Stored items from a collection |
☆ ☆ ☆

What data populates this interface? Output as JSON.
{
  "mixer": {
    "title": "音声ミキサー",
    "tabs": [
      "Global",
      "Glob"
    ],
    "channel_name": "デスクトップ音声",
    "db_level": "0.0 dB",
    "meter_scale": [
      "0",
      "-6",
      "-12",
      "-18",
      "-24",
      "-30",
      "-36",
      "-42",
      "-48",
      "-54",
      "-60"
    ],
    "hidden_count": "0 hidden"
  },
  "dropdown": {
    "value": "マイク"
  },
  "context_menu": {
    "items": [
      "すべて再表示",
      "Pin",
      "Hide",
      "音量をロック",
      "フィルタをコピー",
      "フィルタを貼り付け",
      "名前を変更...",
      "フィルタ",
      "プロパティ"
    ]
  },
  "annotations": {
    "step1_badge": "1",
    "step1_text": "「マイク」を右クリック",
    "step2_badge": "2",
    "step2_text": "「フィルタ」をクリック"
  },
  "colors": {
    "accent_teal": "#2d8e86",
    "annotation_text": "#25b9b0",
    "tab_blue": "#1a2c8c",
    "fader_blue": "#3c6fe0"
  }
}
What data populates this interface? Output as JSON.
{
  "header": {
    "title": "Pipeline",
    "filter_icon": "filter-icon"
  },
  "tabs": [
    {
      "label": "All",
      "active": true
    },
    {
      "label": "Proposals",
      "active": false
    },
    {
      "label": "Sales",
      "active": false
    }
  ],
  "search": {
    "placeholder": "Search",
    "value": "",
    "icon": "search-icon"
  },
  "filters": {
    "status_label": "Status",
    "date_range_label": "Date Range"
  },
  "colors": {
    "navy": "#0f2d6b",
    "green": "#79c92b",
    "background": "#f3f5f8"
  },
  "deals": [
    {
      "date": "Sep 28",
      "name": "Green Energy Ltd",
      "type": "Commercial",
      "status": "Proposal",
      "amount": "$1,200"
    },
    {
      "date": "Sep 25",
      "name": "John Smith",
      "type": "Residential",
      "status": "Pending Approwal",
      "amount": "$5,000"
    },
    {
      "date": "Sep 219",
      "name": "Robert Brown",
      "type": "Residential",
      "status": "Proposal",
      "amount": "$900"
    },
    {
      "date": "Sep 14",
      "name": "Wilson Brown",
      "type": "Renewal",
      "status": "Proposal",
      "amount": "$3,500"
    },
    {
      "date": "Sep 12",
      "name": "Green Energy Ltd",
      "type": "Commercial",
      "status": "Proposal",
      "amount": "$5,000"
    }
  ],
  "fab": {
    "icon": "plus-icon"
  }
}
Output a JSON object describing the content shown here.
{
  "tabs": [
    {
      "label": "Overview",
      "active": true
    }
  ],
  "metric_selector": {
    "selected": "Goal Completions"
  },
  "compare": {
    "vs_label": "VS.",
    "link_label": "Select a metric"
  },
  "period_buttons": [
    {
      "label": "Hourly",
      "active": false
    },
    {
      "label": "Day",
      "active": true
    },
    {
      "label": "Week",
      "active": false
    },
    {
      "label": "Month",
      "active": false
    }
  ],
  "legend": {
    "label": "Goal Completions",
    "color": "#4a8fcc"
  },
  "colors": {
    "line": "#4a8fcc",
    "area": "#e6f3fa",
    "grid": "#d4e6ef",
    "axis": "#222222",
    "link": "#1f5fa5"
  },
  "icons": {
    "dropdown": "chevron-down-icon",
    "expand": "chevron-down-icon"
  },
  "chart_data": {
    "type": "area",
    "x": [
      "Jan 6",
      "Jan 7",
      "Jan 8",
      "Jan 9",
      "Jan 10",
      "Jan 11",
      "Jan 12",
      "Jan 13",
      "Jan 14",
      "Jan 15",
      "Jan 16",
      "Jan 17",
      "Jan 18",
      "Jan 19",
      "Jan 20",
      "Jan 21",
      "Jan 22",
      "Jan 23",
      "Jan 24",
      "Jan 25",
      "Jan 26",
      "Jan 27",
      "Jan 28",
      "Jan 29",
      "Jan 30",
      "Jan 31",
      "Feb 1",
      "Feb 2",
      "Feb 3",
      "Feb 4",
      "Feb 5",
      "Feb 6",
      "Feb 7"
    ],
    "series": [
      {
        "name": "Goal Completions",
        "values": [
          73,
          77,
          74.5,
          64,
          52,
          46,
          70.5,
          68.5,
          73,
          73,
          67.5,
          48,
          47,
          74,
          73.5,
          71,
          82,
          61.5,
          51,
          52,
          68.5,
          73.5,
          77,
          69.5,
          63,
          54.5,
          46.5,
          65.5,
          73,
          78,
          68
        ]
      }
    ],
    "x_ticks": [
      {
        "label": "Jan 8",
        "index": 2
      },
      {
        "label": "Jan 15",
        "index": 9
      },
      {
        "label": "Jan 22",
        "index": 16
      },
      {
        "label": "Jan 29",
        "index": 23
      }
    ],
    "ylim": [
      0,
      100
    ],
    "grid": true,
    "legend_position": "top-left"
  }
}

☆ ☆ ☆

Job | Exactly as shown above, return every record.

Expected output |
What data populates this interface? Output as JSON.
{
  "mixer": {
    "title": "音声ミキサー",
    "tabs": [
      "Global",
      "Glob"
    ],
    "channel_name": "デスクトップ音声",
    "db_level": "0.0 dB",
    "meter_scale": [
      "0",
      "-6",
      "-12",
      "-18",
      "-24",
      "-30",
      "-36",
      "-42",
      "-48",
      "-54",
      "-60"
    ],
    "hidden_count": "0 hidden"
  },
  "dropdown": {
    "value": "マイク"
  },
  "context_menu": {
    "items": [
      "すべて再表示",
      "Pin",
      "Hide",
      "音量をロック",
      "フィルタをコピー",
      "フィルタを貼り付け",
      "名前を変更...",
      "フィルタ",
      "プロパティ"
    ]
  },
  "annotations": {
    "step1_badge": "1",
    "step1_text": "「マイク」を右クリック",
    "step2_badge": "2",
    "step2_text": "「フィルタ」をクリック"
  },
  "colors": {
    "accent_teal": "#2d8e86",
    "annotation_text": "#25b9b0",
    "tab_blue": "#1a2c8c",
    "fader_blue": "#3c6fe0"
  }
}
What data populates this interface? Output as JSON.
{
  "header": {
    "title": "Pipeline",
    "filter_icon": "filter-icon"
  },
  "tabs": [
    {
      "label": "All",
      "active": true
    },
    {
      "label": "Proposals",
      "active": false
    },
    {
      "label": "Sales",
      "active": false
    }
  ],
  "search": {
    "placeholder": "Search",
    "value": "",
    "icon": "search-icon"
  },
  "filters": {
    "status_label": "Status",
    "date_range_label": "Date Range"
  },
  "colors": {
    "navy": "#0f2d6b",
    "green": "#79c92b",
    "background": "#f3f5f8"
  },
  "deals": [
    {
      "date": "Sep 28",
      "name": "Green Energy Ltd",
      "type": "Commercial",
      "status": "Proposal",
      "amount": "$1,200"
    },
    {
      "date": "Sep 25",
      "name": "John Smith",
      "type": "Residential",
      "status": "Pending Approwal",
      "amount": "$5,000"
    },
    {
      "date": "Sep 219",
      "name": "Robert Brown",
      "type": "Residential",
      "status": "Proposal",
      "amount": "$900"
    },
    {
      "date": "Sep 14",
      "name": "Wilson Brown",
      "type": "Renewal",
      "status": "Proposal",
      "amount": "$3,500"
    },
    {
      "date": "Sep 12",
      "name": "Green Energy Ltd",
      "type": "Commercial",
      "status": "Proposal",
      "amount": "$5,000"
    }
  ],
  "fab": {
    "icon": "plus-icon"
  }
}
Output a JSON object describing the content shown here.
{
  "tabs": [
    {
      "label": "Overview",
      "active": true
    }
  ],
  "metric_selector": {
    "selected": "Goal Completions"
  },
  "compare": {
    "vs_label": "VS.",
    "link_label": "Select a metric"
  },
  "period_buttons": [
    {
      "label": "Hourly",
      "active": false
    },
    {
      "label": "Day",
      "active": true
    },
    {
      "label": "Week",
      "active": false
    },
    {
      "label": "Month",
      "active": false
    }
  ],
  "legend": {
    "label": "Goal Completions",
    "color": "#4a8fcc"
  },
  "colors": {
    "line": "#4a8fcc",
    "area": "#e6f3fa",
    "grid": "#d4e6ef",
    "axis": "#222222",
    "link": "#1f5fa5"
  },
  "icons": {
    "dropdown": "chevron-down-icon",
    "expand": "chevron-down-icon"
  },
  "chart_data": {
    "type": "area",
    "x": [
      "Jan 6",
      "Jan 7",
      "Jan 8",
      "Jan 9",
      "Jan 10",
      "Jan 11",
      "Jan 12",
      "Jan 13",
      "Jan 14",
      "Jan 15",
      "Jan 16",
      "Jan 17",
      "Jan 18",
      "Jan 19",
      "Jan 20",
      "Jan 21",
      "Jan 22",
      "Jan 23",
      "Jan 24",
      "Jan 25",
      "Jan 26",
      "Jan 27",
      "Jan 28",
      "Jan 29",
      "Jan 30",
      "Jan 31",
      "Feb 1",
      "Feb 2",
      "Feb 3",
      "Feb 4",
      "Feb 5",
      "Feb 6",
      "Feb 7"
    ],
    "series": [
      {
        "name": "Goal Completions",
        "values": [
          73,
          77,
          74.5,
          64,
          52,
          46,
          70.5,
          68.5,
          73,
          73,
          67.5,
          48,
          47,
          74,
          73.5,
          71,
          82,
          61.5,
          51,
          52,
          68.5,
          73.5,
          77,
          69.5,
          63,
          54.5,
          46.5,
          65.5,
          73,
          78,
          68
        ]
      }
    ],
    "x_ticks": [
      {
        "label": "Jan 8",
        "index": 2
      },
      {
        "label": "Jan 15",
        "index": 9
      },
      {
        "label": "Jan 22",
        "index": 16
      },
      {
        "label": "Jan 29",
        "index": 23
      }
    ],
    "ylim": [
      0,
      100
    ],
    "grid": true,
    "legend_position": "top-left"
  }
}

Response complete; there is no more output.